### EXERCISE DESCRIPTION
From the listing below, extract each entry exactly as written, minus the images.

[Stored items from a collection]
————
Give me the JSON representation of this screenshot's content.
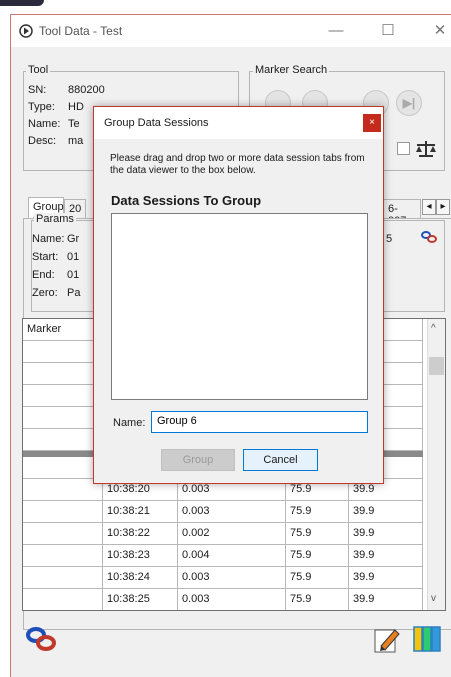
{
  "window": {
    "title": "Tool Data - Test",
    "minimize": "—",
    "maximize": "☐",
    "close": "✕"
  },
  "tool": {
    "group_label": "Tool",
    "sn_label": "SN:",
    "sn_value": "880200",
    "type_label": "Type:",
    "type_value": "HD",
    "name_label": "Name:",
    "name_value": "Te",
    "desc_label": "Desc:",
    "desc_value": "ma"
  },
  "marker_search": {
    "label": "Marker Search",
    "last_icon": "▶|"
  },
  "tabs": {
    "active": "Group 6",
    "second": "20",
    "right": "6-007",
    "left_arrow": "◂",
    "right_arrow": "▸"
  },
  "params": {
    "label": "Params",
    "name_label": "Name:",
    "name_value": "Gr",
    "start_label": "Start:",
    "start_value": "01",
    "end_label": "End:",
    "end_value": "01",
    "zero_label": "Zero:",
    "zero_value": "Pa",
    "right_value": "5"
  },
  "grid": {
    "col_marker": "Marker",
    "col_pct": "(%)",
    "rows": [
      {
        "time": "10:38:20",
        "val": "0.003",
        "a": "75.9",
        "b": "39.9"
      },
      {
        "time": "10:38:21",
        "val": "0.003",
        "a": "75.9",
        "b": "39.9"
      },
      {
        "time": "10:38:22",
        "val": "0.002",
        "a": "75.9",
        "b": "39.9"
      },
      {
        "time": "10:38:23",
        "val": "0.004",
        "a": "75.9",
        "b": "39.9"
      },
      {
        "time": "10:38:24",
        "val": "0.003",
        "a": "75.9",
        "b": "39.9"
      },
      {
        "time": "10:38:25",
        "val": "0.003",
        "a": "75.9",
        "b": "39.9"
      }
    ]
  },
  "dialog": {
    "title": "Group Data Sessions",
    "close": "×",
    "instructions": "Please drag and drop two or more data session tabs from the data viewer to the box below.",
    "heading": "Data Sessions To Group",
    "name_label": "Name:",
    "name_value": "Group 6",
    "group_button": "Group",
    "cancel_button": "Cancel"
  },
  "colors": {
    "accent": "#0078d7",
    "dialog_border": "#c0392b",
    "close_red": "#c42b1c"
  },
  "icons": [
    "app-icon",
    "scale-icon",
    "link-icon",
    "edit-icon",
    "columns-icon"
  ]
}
————
### THE RESULT
Give me the JSON representation of this screenshot's content.
{
  "window": {
    "title": "Tool Data - Test",
    "minimize": "—",
    "maximize": "☐",
    "close": "✕"
  },
  "tool": {
    "group_label": "Tool",
    "sn_label": "SN:",
    "sn_value": "880200",
    "type_label": "Type:",
    "type_value": "HD",
    "name_label": "Name:",
    "name_value": "Te",
    "desc_label": "Desc:",
    "desc_value": "ma"
  },
  "marker_search": {
    "label": "Marker Search",
    "last_icon": "▶|"
  },
  "tabs": {
    "active": "Group 6",
    "second": "20",
    "right": "6-007",
    "left_arrow": "◂",
    "right_arrow": "▸"
  },
  "params": {
    "label": "Params",
    "name_label": "Name:",
    "name_value": "Gr",
    "start_label": "Start:",
    "start_value": "01",
    "end_label": "End:",
    "end_value": "01",
    "zero_label": "Zero:",
    "zero_value": "Pa",
    "right_value": "5"
  },
  "grid": {
    "col_marker": "Marker",
    "col_pct": "(%)",
    "rows": [
      {
        "time": "10:38:20",
        "val": "0.003",
        "a": "75.9",
        "b": "39.9"
      },
      {
        "time": "10:38:21",
        "val": "0.003",
        "a": "75.9",
        "b": "39.9"
      },
      {
        "time": "10:38:22",
        "val": "0.002",
        "a": "75.9",
        "b": "39.9"
      },
      {
        "time": "10:38:23",
        "val": "0.004",
        "a": "75.9",
        "b": "39.9"
      },
      {
        "time": "10:38:24",
        "val": "0.003",
        "a": "75.9",
        "b": "39.9"
      },
      {
        "time": "10:38:25",
        "val": "0.003",
        "a": "75.9",
        "b": "39.9"
      }
    ]
  },
  "dialog": {
    "title": "Group Data Sessions",
    "close": "×",
    "instructions": "Please drag and drop two or more data session tabs from the data viewer to the box below.",
    "heading": "Data Sessions To Group",
    "name_label": "Name:",
    "name_value": "Group 6",
    "group_button": "Group",
    "cancel_button": "Cancel"
  },
  "colors": {
    "accent": "#0078d7",
    "dialog_border": "#c0392b",
    "close_red": "#c42b1c"
  },
  "icons": [
    "app-icon",
    "scale-icon",
    "link-icon",
    "edit-icon",
    "columns-icon"
  ]
}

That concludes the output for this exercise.